Here are some records; copy every line that holds the word "this".

▸ Records to process:
= = = =
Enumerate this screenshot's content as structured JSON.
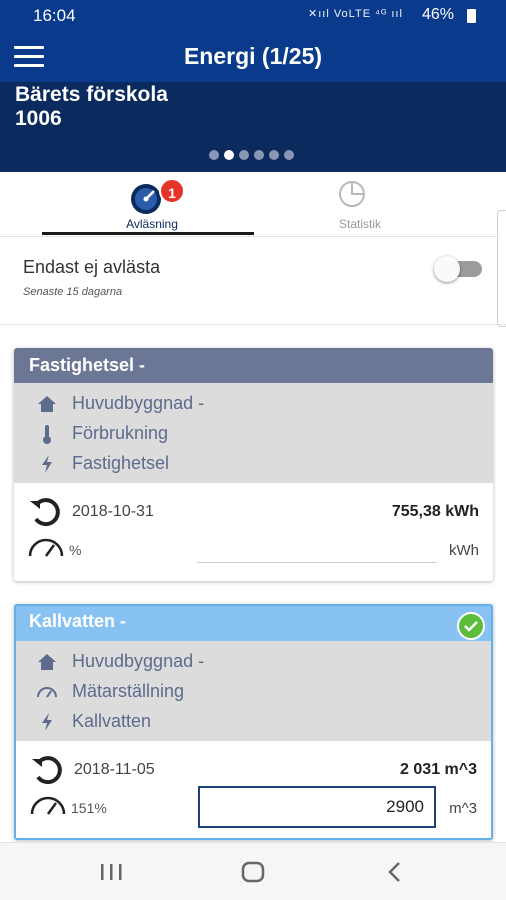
{
  "status_bar": {
    "time": "16:04",
    "signal_icons": "✕ııl  VoLTE  ⁴ᴳ ııl",
    "battery": "46%"
  },
  "app_bar": {
    "title": "Energi (1/25)"
  },
  "header": {
    "name": "Bärets förskola",
    "id": "1006",
    "pager": {
      "pages": 6,
      "active_index": 1
    }
  },
  "tabs": [
    {
      "label": "Avläsning",
      "badge": "1",
      "active": true
    },
    {
      "label": "Statistik",
      "active": false
    }
  ],
  "filter": {
    "title": "Endast ej avlästa",
    "subtitle": "Senaste 15 dagarna",
    "toggle_on": false
  },
  "cards": [
    {
      "title": "Fastighetsel -",
      "info": [
        {
          "icon": "house-icon",
          "text": "Huvudbyggnad -"
        },
        {
          "icon": "thermometer-icon",
          "text": "Förbrukning"
        },
        {
          "icon": "lightning-icon",
          "text": "Fastighetsel"
        }
      ],
      "last_reading": {
        "date": "2018-10-31",
        "value": "755,38 kWh"
      },
      "current": {
        "percent": "%",
        "unit": "kWh",
        "value": ""
      }
    },
    {
      "title": "Kallvatten -",
      "completed": true,
      "info": [
        {
          "icon": "house-icon",
          "text": "Huvudbyggnad -"
        },
        {
          "icon": "gauge-icon",
          "text": "Mätarställning"
        },
        {
          "icon": "lightning-icon",
          "text": "Kallvatten"
        }
      ],
      "last_reading": {
        "date": "2018-11-05",
        "value": "2 031 m^3"
      },
      "current": {
        "percent": "151%",
        "unit": "m^3",
        "value": "2900"
      }
    }
  ],
  "colors": {
    "primary": "#0a3a8c",
    "header_band": "#0b2a5e",
    "card1_header": "#6b7794",
    "card2_header": "#87c2f2",
    "badge": "#e5332a",
    "check": "#5bbd39",
    "info_text": "#5d6b8c"
  }
}
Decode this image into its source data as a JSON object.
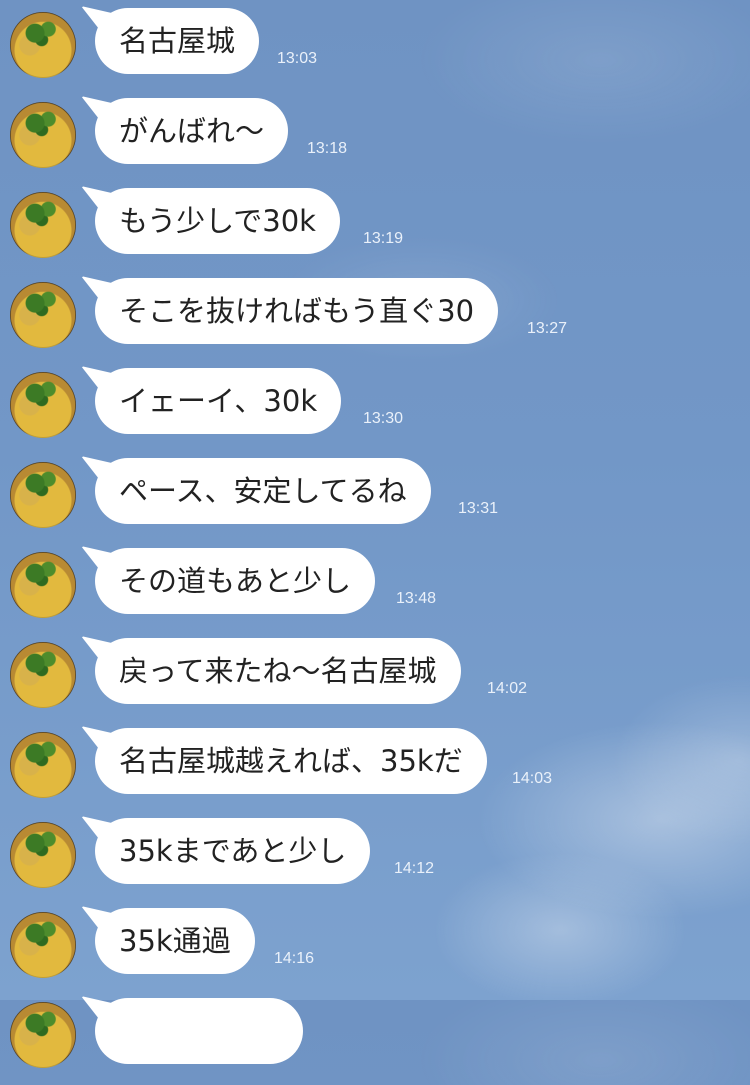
{
  "messages": [
    {
      "text": "名古屋城",
      "time": "13:03"
    },
    {
      "text": "がんばれ〜",
      "time": "13:18"
    },
    {
      "text": "もう少しで30k",
      "time": "13:19"
    },
    {
      "text": "そこを抜ければもう直ぐ30",
      "time": "13:27"
    },
    {
      "text": "イェーイ、30k",
      "time": "13:30"
    },
    {
      "text": "ペース、安定してるね",
      "time": "13:31"
    },
    {
      "text": "その道もあと少し",
      "time": "13:48"
    },
    {
      "text": "戻って来たね〜名古屋城",
      "time": "14:02"
    },
    {
      "text": "名古屋城越えれば、35kだ",
      "time": "14:03"
    },
    {
      "text": "35kまであと少し",
      "time": "14:12"
    },
    {
      "text": "35k通過",
      "time": "14:16"
    },
    {
      "text": "",
      "time": ""
    }
  ]
}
= = = =
▸ Exercise answer:
Enumerate this screenshot's content as structured JSON.
Decode this image into its source data as a JSON object.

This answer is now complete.